*** Opening of Excerpted text ***

Reps running hospital deals on Gangly cut weekly admin from 9 hours to 3 hours and lift VAC pass-rate by 28 percent (Gangly customer benchmark, 2026). The sales workflow page shows the full sequence; the 20-minute demo walks it on a live hospital pipeline.

Frequently asked questions

How long does it take to sell to a hospital? +

Most hospital deals close in 9 to 14 months from first meeting to purchase order (Bain Healthcare Buying Report, 2025). Capital purchases above 250,000 dollars often run 12 to 18 months because they need capital committee approval on top of the Value Analysis Committee. Subscription software with a small footprint can close in 6 to 9 months if it skips the capital gate.

What is a Value Analysis Committee? +

A Value Analysis Committee, or VAC, is a hospital body that reviews new clinical products and technology before purchase. It judges clinical value, safety, cost, and overlap with existing contracts. VACs meet monthly or quarterly, are usually chaired by a CNO or VP of Quality, and route 78 percent of hospital purchases (AHRMM, 2025). Pass the VAC, and the deal moves into IT and legal review.

*** Close of Excerpted text ***

Translate this sentence from the hospital sales text into Spanish: "A Value Analysis Committee, or VAC, is a hospital body that reviews new clinical products and technology before purchase."

*** Opening of Entries supplied ***

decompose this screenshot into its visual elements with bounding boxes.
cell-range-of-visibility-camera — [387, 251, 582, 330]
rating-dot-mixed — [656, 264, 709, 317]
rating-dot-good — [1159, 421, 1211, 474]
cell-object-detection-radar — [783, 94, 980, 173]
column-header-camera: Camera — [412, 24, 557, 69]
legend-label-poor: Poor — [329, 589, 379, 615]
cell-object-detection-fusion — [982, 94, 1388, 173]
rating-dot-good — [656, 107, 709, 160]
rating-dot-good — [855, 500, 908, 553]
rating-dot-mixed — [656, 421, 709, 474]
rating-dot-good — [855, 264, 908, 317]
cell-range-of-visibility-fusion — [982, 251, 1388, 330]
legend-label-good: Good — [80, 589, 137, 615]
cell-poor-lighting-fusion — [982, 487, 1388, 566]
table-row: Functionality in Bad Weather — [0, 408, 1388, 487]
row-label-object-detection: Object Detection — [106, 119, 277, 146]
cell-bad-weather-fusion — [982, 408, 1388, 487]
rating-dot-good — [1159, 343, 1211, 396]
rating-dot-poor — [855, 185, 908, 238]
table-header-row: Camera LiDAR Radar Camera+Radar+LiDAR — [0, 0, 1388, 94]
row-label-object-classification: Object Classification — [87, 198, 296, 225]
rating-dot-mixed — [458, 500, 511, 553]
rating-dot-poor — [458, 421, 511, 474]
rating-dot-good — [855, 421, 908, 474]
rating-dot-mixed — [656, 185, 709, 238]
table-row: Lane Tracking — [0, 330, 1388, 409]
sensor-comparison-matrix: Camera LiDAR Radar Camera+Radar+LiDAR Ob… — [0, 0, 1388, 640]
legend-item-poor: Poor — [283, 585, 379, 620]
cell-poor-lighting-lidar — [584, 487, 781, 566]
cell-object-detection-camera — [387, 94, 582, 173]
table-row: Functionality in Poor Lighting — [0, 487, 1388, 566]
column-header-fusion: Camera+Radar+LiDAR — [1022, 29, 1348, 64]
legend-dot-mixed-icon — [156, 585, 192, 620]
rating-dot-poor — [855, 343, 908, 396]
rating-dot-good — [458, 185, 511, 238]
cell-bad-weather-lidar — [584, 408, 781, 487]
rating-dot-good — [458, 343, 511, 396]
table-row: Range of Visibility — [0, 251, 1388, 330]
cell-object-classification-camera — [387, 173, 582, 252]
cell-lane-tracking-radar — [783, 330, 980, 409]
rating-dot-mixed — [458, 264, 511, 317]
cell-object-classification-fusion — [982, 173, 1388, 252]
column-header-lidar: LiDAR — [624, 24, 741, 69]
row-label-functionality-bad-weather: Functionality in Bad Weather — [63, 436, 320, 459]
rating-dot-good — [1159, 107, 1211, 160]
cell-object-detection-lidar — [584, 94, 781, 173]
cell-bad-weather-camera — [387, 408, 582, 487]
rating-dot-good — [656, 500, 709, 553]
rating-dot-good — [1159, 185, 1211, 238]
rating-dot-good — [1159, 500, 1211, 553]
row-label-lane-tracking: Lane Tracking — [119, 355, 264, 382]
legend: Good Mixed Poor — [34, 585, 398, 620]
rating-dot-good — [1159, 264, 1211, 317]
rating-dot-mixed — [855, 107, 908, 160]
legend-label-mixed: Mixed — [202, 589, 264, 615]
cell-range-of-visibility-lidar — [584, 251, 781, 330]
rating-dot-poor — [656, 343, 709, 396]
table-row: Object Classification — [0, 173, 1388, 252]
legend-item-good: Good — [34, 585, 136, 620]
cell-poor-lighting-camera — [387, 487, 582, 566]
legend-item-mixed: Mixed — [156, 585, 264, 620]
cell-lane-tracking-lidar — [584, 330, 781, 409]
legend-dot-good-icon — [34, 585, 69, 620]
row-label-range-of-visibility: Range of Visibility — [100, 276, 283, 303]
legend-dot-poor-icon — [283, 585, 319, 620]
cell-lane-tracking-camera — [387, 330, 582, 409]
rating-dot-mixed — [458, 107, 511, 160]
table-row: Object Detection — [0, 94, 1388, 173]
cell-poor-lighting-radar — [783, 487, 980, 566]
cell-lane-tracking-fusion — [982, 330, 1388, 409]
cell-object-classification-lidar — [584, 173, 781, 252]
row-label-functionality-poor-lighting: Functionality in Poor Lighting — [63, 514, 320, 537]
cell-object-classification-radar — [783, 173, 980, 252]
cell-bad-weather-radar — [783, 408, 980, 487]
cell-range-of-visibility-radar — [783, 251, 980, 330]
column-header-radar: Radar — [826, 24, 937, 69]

*** Close of Entries supplied ***

Response: Un Comité de Análisis de Valor, o VAC, es un órgano hospitalario que revisa los nuevos productos clínicos y la tecnología antes de su compra.